> Do this
Copy the lines of the records verbatim, beginning at the line that contains "tip-branch <box>261 683 341 697</box>" and ending after the line that contains "tip-label: AET3Gv20816500.2 <box>619".

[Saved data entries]
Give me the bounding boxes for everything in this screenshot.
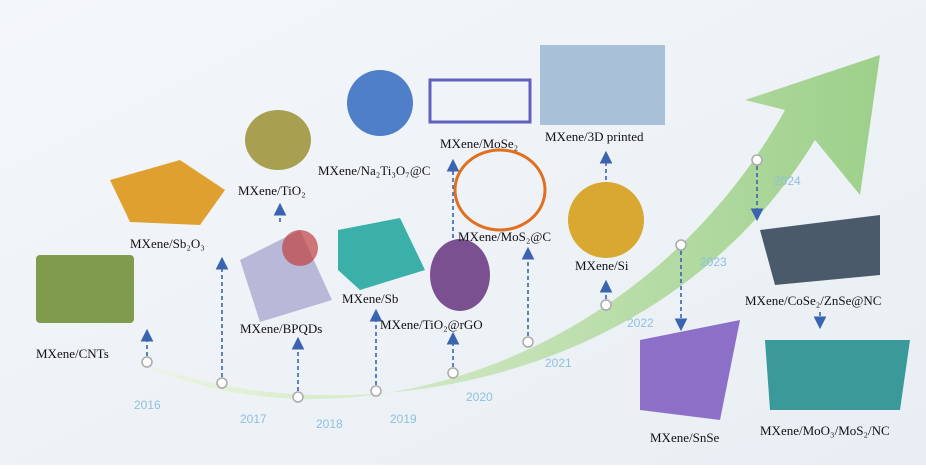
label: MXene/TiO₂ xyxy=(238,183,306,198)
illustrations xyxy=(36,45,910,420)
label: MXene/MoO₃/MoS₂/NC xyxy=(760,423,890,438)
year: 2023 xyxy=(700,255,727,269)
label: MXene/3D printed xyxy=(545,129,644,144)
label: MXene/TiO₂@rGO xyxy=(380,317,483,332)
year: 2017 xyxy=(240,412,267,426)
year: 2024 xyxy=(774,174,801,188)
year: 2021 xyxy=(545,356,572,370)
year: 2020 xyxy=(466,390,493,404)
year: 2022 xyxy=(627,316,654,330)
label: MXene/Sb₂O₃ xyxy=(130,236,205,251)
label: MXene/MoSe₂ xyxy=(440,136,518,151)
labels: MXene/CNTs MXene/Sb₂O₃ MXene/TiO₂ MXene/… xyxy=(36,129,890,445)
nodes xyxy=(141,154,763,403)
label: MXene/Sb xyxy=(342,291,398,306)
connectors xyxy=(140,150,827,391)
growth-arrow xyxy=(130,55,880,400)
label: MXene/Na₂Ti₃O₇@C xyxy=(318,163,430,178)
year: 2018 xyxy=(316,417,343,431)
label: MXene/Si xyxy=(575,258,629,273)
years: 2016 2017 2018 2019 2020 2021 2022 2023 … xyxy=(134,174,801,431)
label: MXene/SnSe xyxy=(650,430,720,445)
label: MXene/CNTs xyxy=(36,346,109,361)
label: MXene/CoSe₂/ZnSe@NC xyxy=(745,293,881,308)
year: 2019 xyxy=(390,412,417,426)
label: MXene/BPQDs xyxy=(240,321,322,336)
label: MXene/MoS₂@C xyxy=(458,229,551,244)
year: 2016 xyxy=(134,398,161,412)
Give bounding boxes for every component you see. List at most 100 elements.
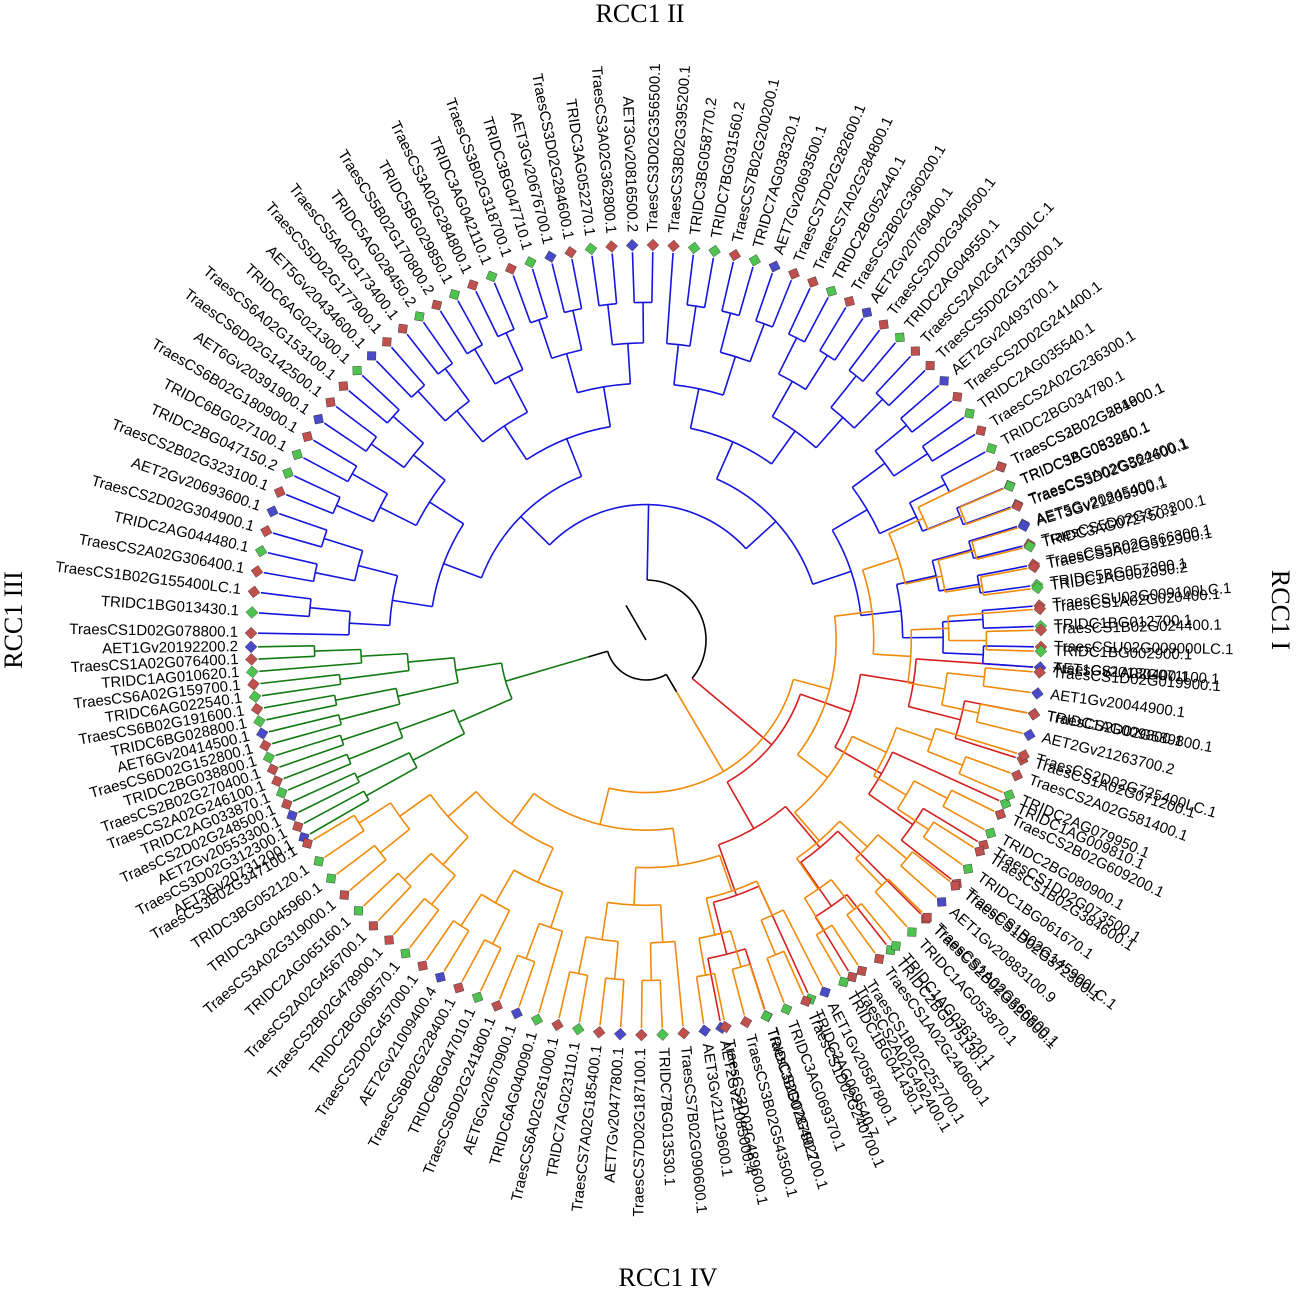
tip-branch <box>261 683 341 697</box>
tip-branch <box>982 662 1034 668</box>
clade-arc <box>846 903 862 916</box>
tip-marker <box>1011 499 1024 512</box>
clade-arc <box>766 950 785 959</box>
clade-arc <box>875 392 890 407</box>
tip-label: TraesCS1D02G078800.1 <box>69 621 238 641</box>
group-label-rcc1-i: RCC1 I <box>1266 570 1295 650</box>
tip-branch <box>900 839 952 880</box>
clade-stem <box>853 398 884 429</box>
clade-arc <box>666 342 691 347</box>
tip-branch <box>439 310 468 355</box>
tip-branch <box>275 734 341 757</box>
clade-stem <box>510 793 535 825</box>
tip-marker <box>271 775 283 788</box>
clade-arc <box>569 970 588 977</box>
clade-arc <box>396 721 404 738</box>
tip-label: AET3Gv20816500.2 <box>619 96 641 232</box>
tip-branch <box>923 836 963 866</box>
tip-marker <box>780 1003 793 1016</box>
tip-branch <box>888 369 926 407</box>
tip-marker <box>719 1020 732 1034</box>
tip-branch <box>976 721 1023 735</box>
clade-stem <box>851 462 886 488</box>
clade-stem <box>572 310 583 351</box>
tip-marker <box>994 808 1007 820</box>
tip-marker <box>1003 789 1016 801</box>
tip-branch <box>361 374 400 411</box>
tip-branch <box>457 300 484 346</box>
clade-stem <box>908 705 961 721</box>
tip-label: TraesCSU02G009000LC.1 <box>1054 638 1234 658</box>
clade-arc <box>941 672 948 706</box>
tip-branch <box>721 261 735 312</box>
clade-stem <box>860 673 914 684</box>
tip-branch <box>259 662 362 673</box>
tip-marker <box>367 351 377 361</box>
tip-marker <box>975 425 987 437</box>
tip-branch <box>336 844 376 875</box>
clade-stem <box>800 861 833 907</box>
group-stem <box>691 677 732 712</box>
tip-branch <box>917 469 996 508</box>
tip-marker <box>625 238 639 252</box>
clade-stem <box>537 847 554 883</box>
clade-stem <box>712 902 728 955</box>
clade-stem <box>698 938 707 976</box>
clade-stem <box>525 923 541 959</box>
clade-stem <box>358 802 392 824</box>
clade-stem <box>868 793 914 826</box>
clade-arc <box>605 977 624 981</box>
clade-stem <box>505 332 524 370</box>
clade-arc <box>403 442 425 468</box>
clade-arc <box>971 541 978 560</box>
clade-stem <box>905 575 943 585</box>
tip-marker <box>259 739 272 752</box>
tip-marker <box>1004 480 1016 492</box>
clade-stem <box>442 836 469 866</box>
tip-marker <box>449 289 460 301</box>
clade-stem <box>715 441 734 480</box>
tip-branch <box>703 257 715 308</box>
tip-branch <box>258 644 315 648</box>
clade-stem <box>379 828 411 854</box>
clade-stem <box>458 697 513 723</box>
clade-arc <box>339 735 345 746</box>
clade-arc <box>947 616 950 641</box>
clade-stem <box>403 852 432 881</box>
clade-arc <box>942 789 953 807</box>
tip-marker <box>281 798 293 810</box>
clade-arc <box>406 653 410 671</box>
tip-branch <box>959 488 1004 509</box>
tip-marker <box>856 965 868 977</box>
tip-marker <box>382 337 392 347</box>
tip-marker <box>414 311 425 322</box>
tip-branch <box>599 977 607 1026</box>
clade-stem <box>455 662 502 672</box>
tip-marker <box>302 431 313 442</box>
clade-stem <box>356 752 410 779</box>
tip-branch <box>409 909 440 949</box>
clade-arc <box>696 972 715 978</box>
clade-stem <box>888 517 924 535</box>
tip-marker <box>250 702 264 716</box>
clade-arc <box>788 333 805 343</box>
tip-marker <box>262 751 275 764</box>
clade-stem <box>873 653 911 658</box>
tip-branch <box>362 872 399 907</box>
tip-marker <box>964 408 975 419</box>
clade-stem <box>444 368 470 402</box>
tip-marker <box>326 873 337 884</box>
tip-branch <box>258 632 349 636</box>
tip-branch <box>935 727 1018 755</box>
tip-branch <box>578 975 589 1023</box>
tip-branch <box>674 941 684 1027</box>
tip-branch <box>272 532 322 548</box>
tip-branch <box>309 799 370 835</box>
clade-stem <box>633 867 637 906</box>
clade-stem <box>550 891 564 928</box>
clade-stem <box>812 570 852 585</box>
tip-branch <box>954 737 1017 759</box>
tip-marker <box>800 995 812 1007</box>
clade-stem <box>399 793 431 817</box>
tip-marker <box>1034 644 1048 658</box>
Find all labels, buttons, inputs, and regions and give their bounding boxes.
* * *
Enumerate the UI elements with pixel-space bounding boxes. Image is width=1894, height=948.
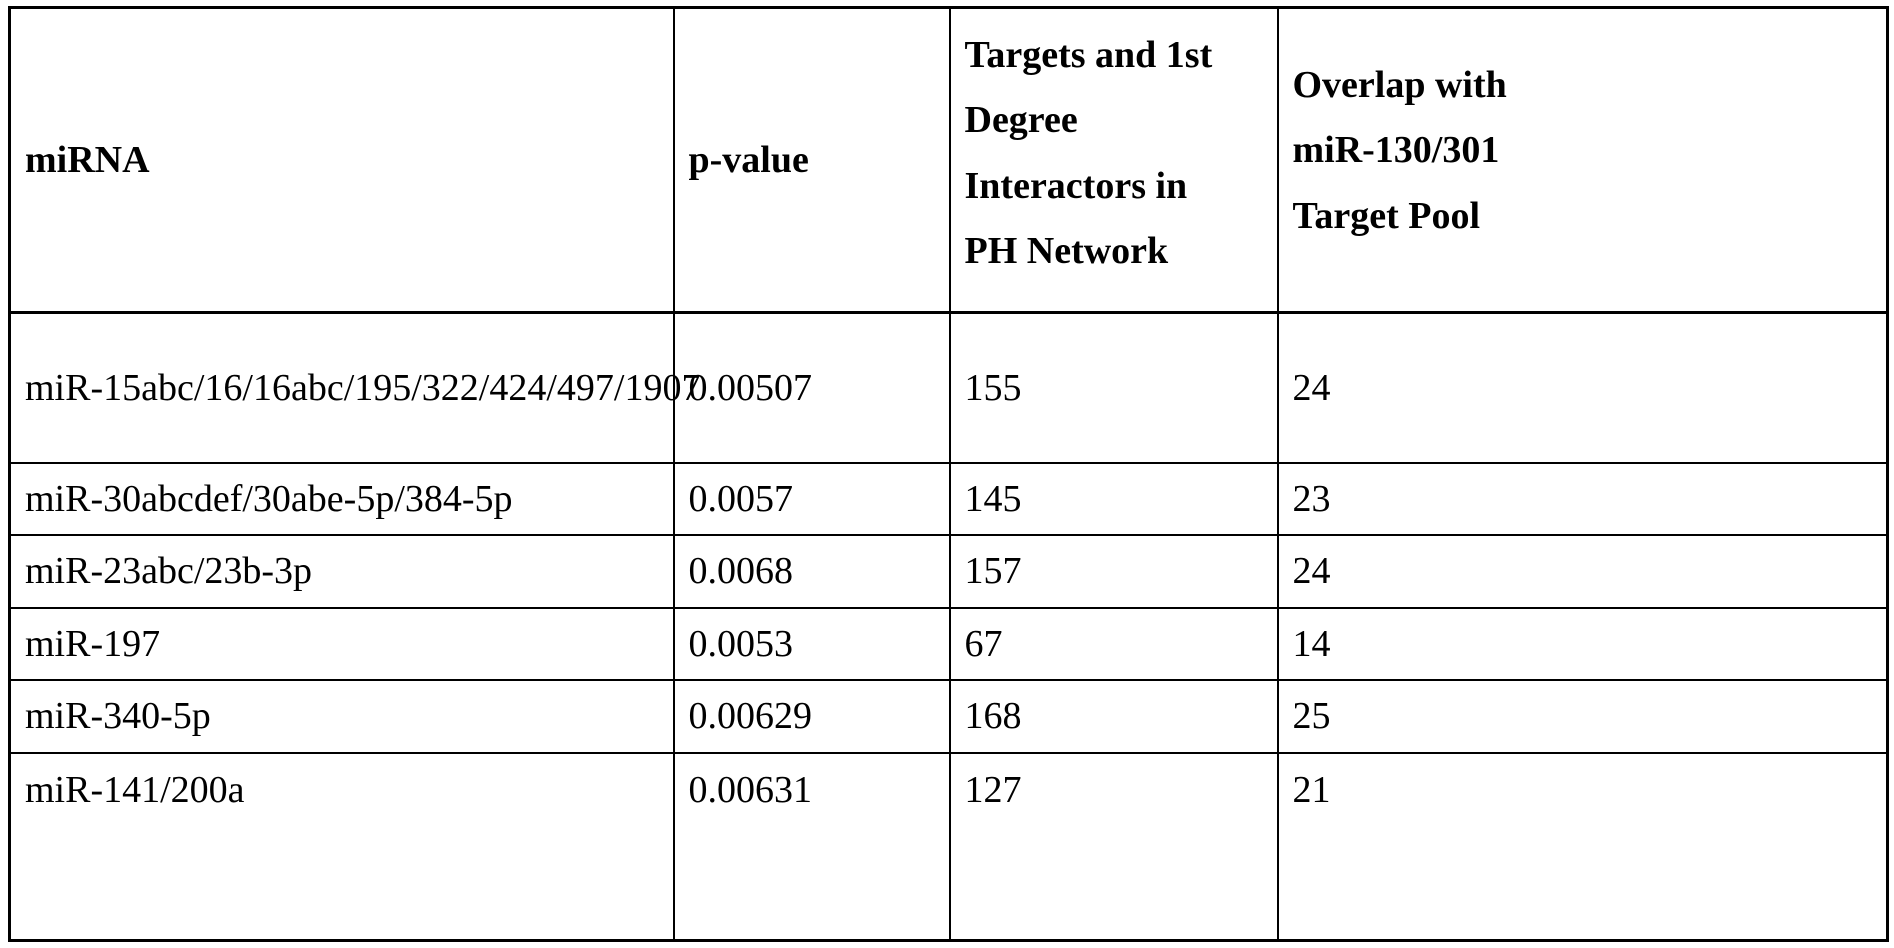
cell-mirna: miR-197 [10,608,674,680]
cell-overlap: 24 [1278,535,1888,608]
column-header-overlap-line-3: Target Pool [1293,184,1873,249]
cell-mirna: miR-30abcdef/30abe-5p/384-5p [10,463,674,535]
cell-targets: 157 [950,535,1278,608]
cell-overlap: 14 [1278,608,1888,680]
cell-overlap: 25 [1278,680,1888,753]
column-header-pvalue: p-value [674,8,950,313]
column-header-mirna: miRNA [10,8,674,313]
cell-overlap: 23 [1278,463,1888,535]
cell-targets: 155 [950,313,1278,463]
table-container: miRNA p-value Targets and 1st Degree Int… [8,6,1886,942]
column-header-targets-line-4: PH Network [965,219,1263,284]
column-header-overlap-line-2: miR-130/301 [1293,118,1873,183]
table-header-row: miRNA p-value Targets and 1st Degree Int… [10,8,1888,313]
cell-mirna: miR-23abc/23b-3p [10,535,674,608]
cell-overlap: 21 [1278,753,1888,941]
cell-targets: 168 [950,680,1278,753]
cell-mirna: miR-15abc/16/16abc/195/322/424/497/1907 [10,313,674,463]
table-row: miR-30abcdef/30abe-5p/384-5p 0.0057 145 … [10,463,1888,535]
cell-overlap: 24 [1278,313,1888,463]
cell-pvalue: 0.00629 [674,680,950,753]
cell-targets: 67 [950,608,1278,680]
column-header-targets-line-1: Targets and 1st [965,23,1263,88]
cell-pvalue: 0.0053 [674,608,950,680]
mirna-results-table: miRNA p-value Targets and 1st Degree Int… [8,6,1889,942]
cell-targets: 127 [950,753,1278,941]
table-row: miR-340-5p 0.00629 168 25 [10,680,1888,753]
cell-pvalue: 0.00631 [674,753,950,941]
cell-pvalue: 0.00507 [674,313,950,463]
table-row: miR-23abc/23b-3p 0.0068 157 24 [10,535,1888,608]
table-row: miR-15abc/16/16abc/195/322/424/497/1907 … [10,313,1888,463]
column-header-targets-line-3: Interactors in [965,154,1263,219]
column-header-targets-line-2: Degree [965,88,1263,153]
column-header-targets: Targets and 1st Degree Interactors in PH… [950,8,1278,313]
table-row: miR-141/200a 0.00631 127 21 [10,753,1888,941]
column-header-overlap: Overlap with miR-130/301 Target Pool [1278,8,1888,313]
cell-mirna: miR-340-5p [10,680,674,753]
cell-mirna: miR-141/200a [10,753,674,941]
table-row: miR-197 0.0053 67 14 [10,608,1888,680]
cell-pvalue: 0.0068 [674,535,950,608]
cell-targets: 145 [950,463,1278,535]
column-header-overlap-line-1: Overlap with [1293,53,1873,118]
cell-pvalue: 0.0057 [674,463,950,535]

> Written reply
tip-branch <box>261 683 341 697</box>
tip-branch <box>982 662 1034 668</box>
clade-arc <box>846 903 862 916</box>
tip-marker <box>1011 499 1024 512</box>
clade-arc <box>766 950 785 959</box>
clade-arc <box>875 392 890 407</box>
tip-label: TraesCS1D02G078800.1 <box>69 621 238 641</box>
group-label-rcc1-i: RCC1 I <box>1266 570 1295 650</box>
tip-branch <box>900 839 952 880</box>
clade-stem <box>853 398 884 429</box>
clade-arc <box>666 342 691 347</box>
tip-branch <box>439 310 468 355</box>
tip-branch <box>275 734 341 757</box>
clade-stem <box>510 793 535 825</box>
tip-marker <box>271 775 283 788</box>
clade-arc <box>569 970 588 977</box>
clade-arc <box>396 721 404 738</box>
tip-label: AET3Gv20816500.2 <box>619 96 641 232</box>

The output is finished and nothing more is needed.